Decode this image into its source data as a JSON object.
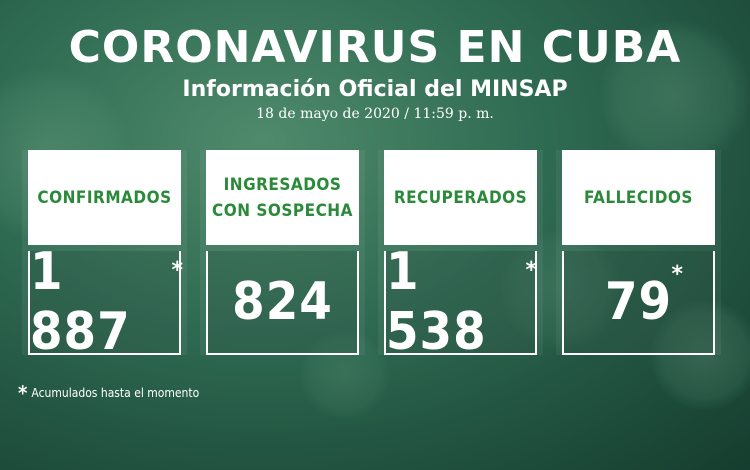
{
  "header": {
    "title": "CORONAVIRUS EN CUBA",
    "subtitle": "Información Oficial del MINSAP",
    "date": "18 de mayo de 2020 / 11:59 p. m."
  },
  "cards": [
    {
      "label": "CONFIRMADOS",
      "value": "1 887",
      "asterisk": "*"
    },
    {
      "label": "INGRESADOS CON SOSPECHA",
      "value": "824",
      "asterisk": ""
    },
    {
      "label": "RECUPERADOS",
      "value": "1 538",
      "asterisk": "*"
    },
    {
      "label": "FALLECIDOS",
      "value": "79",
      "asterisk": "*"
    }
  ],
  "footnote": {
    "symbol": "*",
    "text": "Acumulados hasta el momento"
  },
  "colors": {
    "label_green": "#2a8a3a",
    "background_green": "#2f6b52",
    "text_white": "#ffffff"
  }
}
========
● Task description:
A word-for-word transcript of the entries above is needed, with pictures removed.

● Answer box:
Decode this image into its source data as a JSON object.
{
  "header": {
    "title": "CORONAVIRUS EN CUBA",
    "subtitle": "Información Oficial del MINSAP",
    "date": "18 de mayo de 2020 / 11:59 p. m."
  },
  "cards": [
    {
      "label": "CONFIRMADOS",
      "value": "1 887",
      "asterisk": "*"
    },
    {
      "label": "INGRESADOS CON SOSPECHA",
      "value": "824",
      "asterisk": ""
    },
    {
      "label": "RECUPERADOS",
      "value": "1 538",
      "asterisk": "*"
    },
    {
      "label": "FALLECIDOS",
      "value": "79",
      "asterisk": "*"
    }
  ],
  "footnote": {
    "symbol": "*",
    "text": "Acumulados hasta el momento"
  },
  "colors": {
    "label_green": "#2a8a3a",
    "background_green": "#2f6b52",
    "text_white": "#ffffff"
  }
}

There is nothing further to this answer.